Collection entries
>> Start
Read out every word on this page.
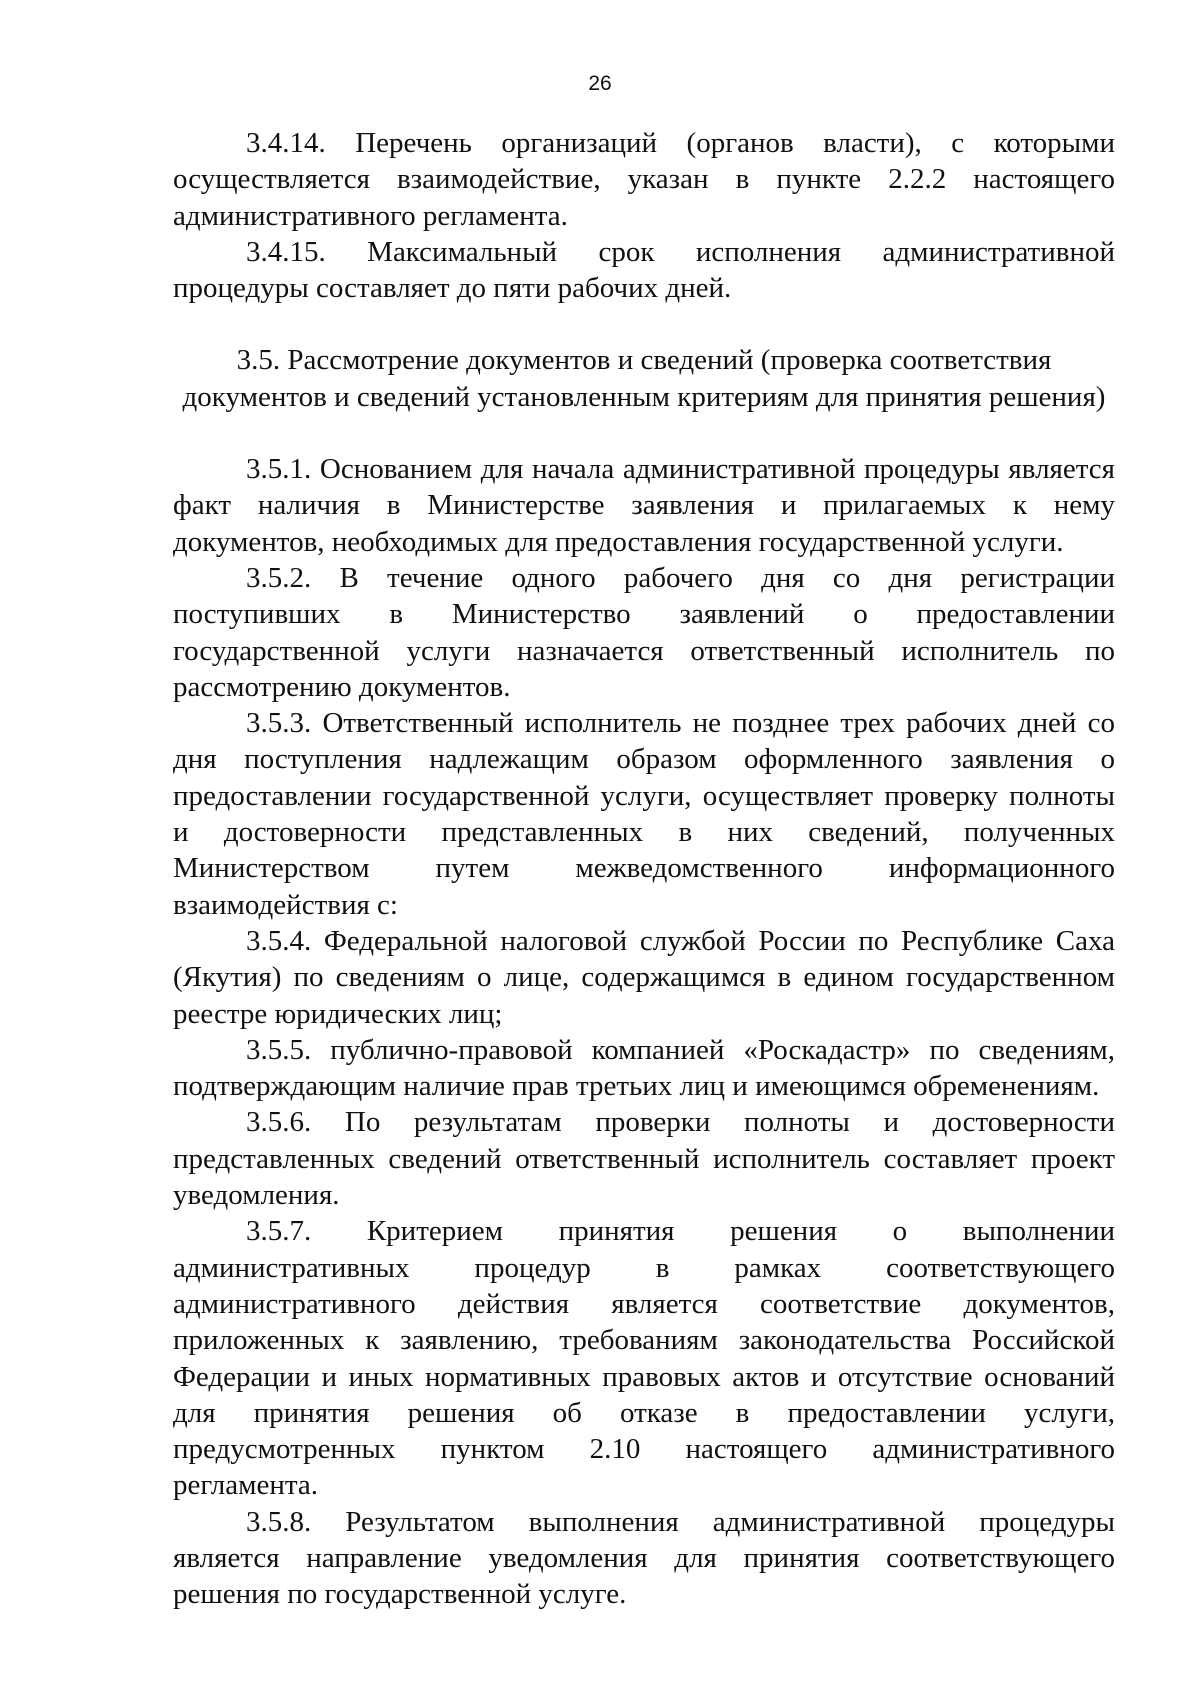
26

3.4.14. Перечень организаций (органов власти), с которыми осуществляется взаимодействие, указан в пункте 2.2.2 настоящего административного регламента.

3.4.15. Максимальный срок исполнения административной процедуры составляет до пяти рабочих дней.

3.5. Рассмотрение документов и сведений (проверка соответствия
документов и сведений установленным критериям для принятия решения)

3.5.1. Основанием для начала административной процедуры является факт наличия в Министерстве заявления и прилагаемых к нему документов, необходимых для предоставления государственной услуги.

3.5.2. В течение одного рабочего дня со дня регистрации поступивших в Министерство заявлений о предоставлении государственной услуги назначается ответственный исполнитель по рассмотрению документов.

3.5.3. Ответственный исполнитель не позднее трех рабочих дней со дня поступления надлежащим образом оформленного заявления о предоставлении государственной услуги, осуществляет проверку полноты и достоверности представленных в них сведений, полученных Министерством путем межведомственного информационного взаимодействия с:

3.5.4. Федеральной налоговой службой России по Республике Саха (Якутия) по сведениям о лице, содержащимся в едином государственном реестре юридических лиц;

3.5.5. публично-правовой компанией «Роскадастр» по сведениям, подтверждающим наличие прав третьих лиц и имеющимся обременениям.

3.5.6. По результатам проверки полноты и достоверности представленных сведений ответственный исполнитель составляет проект уведомления.

3.5.7. Критерием принятия решения о выполнении административных процедур в рамках соответствующего административного действия является соответствие документов, приложенных к заявлению, требованиям законодательства Российской Федерации и иных нормативных правовых актов и отсутствие оснований для принятия решения об отказе в предоставлении услуги, предусмотренных пунктом 2.10 настоящего административного регламента.

3.5.8. Результатом выполнения административной процедуры является направление уведомления для принятия соответствующего решения по государственной услуге.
>> End
EXERCISE DETAILS: Copy all lines from the material that contain "является".

SOLVED PROBLEM:
3.5.1. Основанием для начала административной процедуры является факт наличия в Министерстве заявления и прилагаемых к нему документов, необходимых для предоставления государственной услуги.
3.5.7. Критерием принятия решения о выполнении административных процедур в рамках соответствующего административного действия является соответствие документов, приложенных к заявлению, требованиям законодательства Российской Федерации и иных нормативных правовых актов и отсутствие оснований для принятия решения об отказе в предоставлении услуги, предусмотренных пунктом 2.10 настоящего административного регламента.
3.5.8. Результатом выполнения административной процедуры является направление уведомления для принятия соответствующего решения по государственной услуге.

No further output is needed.